→ **What the task asks**
In the listing below, pick out lines with "marker".
### Dataset extract ###
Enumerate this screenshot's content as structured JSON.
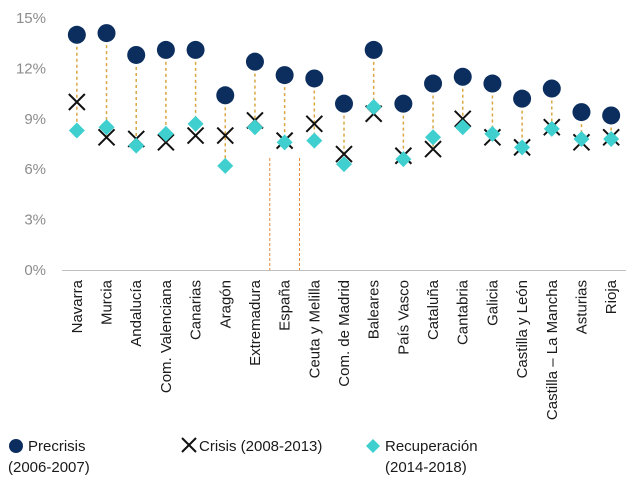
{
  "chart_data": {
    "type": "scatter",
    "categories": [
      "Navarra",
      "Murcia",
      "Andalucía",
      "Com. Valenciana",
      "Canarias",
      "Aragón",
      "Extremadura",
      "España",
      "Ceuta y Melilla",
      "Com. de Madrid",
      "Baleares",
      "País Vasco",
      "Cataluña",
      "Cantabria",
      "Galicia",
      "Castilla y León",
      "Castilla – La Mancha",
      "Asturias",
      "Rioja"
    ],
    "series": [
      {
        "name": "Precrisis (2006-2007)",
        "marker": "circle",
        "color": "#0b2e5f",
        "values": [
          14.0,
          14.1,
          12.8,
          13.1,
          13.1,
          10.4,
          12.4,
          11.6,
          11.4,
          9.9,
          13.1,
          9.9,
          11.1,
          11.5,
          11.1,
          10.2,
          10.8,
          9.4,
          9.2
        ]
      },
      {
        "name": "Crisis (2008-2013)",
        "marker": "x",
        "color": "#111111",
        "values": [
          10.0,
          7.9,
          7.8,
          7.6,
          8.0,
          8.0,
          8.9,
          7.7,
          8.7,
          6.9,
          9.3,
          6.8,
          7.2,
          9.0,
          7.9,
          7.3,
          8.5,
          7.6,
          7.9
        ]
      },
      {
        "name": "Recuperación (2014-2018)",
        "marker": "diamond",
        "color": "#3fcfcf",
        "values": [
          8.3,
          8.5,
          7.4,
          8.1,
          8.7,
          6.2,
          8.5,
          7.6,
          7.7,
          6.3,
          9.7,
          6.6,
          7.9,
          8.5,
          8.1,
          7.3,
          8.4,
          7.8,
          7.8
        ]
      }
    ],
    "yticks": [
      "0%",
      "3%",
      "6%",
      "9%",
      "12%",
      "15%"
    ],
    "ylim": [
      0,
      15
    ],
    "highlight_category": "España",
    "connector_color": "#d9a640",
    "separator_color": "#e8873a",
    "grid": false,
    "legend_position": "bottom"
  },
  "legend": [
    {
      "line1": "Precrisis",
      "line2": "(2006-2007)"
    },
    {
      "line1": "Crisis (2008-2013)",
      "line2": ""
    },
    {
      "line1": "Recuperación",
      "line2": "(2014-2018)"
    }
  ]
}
###
### Dataset extract ###
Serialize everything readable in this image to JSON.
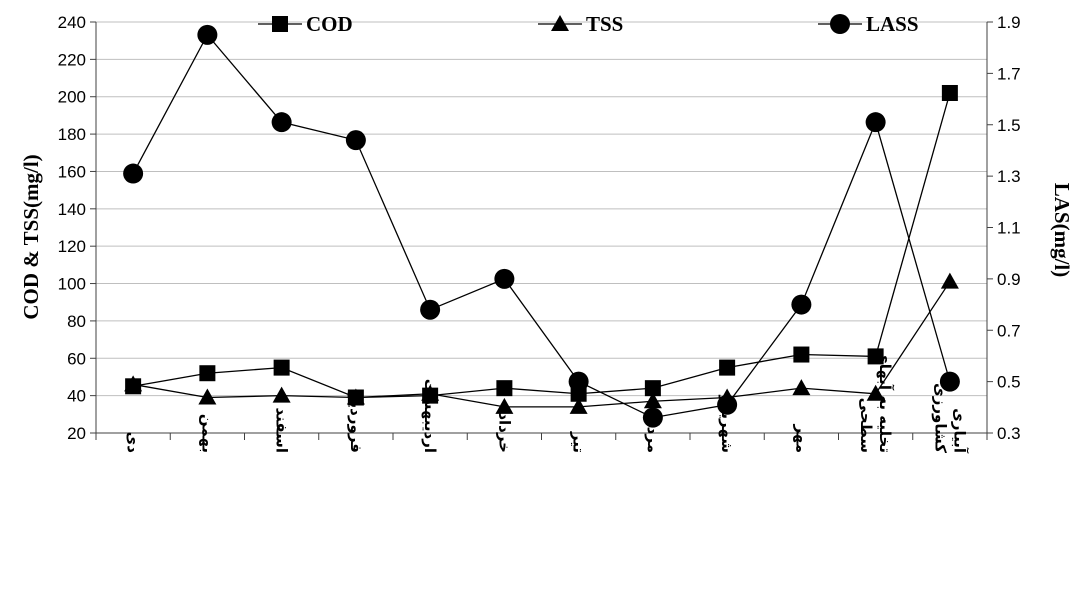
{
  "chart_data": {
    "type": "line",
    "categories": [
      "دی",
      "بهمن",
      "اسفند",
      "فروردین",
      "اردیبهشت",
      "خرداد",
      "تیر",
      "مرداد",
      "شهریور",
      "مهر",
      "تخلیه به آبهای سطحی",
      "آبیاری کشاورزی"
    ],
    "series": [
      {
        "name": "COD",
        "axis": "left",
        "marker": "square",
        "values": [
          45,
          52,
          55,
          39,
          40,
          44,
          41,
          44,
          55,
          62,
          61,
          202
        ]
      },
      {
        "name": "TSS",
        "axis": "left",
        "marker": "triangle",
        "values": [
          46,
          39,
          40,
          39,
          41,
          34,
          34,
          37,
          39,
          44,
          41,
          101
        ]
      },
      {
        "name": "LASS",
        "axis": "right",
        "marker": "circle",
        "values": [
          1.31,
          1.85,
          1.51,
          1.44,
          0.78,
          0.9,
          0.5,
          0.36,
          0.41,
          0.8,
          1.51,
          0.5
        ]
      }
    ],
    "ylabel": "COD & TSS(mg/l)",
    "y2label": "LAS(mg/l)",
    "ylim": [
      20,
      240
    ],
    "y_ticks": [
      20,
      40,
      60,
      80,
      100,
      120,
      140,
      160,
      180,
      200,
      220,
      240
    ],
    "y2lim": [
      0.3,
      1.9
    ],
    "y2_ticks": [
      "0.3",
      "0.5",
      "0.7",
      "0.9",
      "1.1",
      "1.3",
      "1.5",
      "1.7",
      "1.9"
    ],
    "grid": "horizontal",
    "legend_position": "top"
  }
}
###
→ **Task answer**
        "marker": "circle",
        "marker": "x",
        "marker": "diamond",
        "marker": "square",
        "marker": "triangle",
        "marker": "circle",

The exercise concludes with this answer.